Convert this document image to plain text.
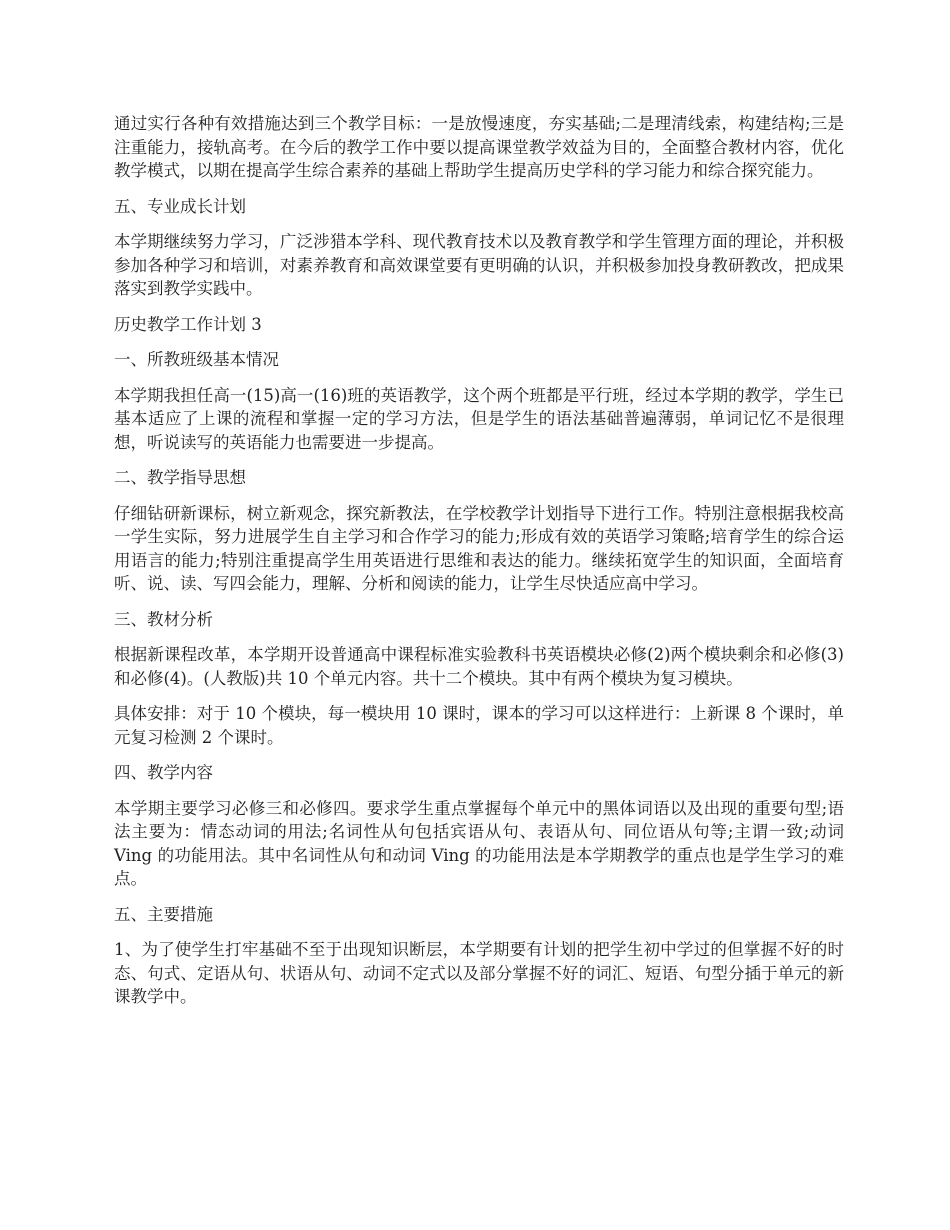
通过实行各种有效措施达到三个教学目标：一是放慢速度，夯实基础;二是理清线索，构建结构;三是注重能力，接轨高考。在今后的教学工作中要以提高课堂教学效益为目的，全面整合教材内容，优化教学模式，以期在提高学生综合素养的基础上帮助学生提高历史学科的学习能力和综合探究能力。

五、专业成长计划

本学期继续努力学习，广泛涉猎本学科、现代教育技术以及教育教学和学生管理方面的理论，并积极参加各种学习和培训，对素养教育和高效课堂要有更明确的认识，并积极参加投身教研教改，把成果落实到教学实践中。

历史教学工作计划 3

一、所教班级基本情况

本学期我担任高一(15)高一(16)班的英语教学，这个两个班都是平行班，经过本学期的教学，学生已基本适应了上课的流程和掌握一定的学习方法，但是学生的语法基础普遍薄弱，单词记忆不是很理想，听说读写的英语能力也需要进一步提高。

二、教学指导思想

仔细钻研新课标，树立新观念，探究新教法，在学校教学计划指导下进行工作。特别注意根据我校高一学生实际，努力进展学生自主学习和合作学习的能力;形成有效的英语学习策略;培育学生的综合运用语言的能力;特别注重提高学生用英语进行思维和表达的能力。继续拓宽学生的知识面，全面培育听、说、读、写四会能力，理解、分析和阅读的能力，让学生尽快适应高中学习。

三、教材分析

根据新课程改革，本学期开设普通高中课程标准实验教科书英语模块必修(2)两个模块剩余和必修(3)和必修(4)。(人教版)共 10 个单元内容。共十二个模块。其中有两个模块为复习模块。

具体安排：对于 10 个模块，每一模块用 10 课时，课本的学习可以这样进行：上新课 8 个课时，单元复习检测 2 个课时。

四、教学内容

本学期主要学习必修三和必修四。要求学生重点掌握每个单元中的黑体词语以及出现的重要句型;语法主要为：情态动词的用法;名词性从句包括宾语从句、表语从句、同位语从句等;主谓一致;动词 Ving 的功能用法。其中名词性从句和动词 Ving 的功能用法是本学期教学的重点也是学生学习的难点。

五、主要措施

1、为了使学生打牢基础不至于出现知识断层，本学期要有计划的把学生初中学过的但掌握不好的时态、句式、定语从句、状语从句、动词不定式以及部分掌握不好的词汇、短语、句型分插于单元的新课教学中。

◇ ◇ ◇

*Exercise brief:* Set the data above down again exactly as given, with no pictures.

*Solution for this problem:*
Convert this document image to plain text.
通过实行各种有效措施达到三个教学目标：一是放慢速度，夯实基础;二是理清线索，构建结构;三是注重能力，接轨高考。在今后的教学工作中要以提高课堂教学效益为目的，全面整合教材内容，优化教学模式，以期在提高学生综合素养的基础上帮助学生提高历史学科的学习能力和综合探究能力。

五、专业成长计划

本学期继续努力学习，广泛涉猎本学科、现代教育技术以及教育教学和学生管理方面的理论，并积极参加各种学习和培训，对素养教育和高效课堂要有更明确的认识，并积极参加投身教研教改，把成果落实到教学实践中。

历史教学工作计划 3

一、所教班级基本情况

本学期我担任高一(15)高一(16)班的英语教学，这个两个班都是平行班，经过本学期的教学，学生已基本适应了上课的流程和掌握一定的学习方法，但是学生的语法基础普遍薄弱，单词记忆不是很理想，听说读写的英语能力也需要进一步提高。

二、教学指导思想

仔细钻研新课标，树立新观念，探究新教法，在学校教学计划指导下进行工作。特别注意根据我校高一学生实际，努力进展学生自主学习和合作学习的能力;形成有效的英语学习策略;培育学生的综合运用语言的能力;特别注重提高学生用英语进行思维和表达的能力。继续拓宽学生的知识面，全面培育听、说、读、写四会能力，理解、分析和阅读的能力，让学生尽快适应高中学习。

三、教材分析

根据新课程改革，本学期开设普通高中课程标准实验教科书英语模块必修(2)两个模块剩余和必修(3)和必修(4)。(人教版)共 10 个单元内容。共十二个模块。其中有两个模块为复习模块。

具体安排：对于 10 个模块，每一模块用 10 课时，课本的学习可以这样进行：上新课 8 个课时，单元复习检测 2 个课时。

四、教学内容

本学期主要学习必修三和必修四。要求学生重点掌握每个单元中的黑体词语以及出现的重要句型;语法主要为：情态动词的用法;名词性从句包括宾语从句、表语从句、同位语从句等;主谓一致;动词 Ving 的功能用法。其中名词性从句和动词 Ving 的功能用法是本学期教学的重点也是学生学习的难点。

五、主要措施

1、为了使学生打牢基础不至于出现知识断层，本学期要有计划的把学生初中学过的但掌握不好的时态、句式、定语从句、状语从句、动词不定式以及部分掌握不好的词汇、短语、句型分插于单元的新课教学中。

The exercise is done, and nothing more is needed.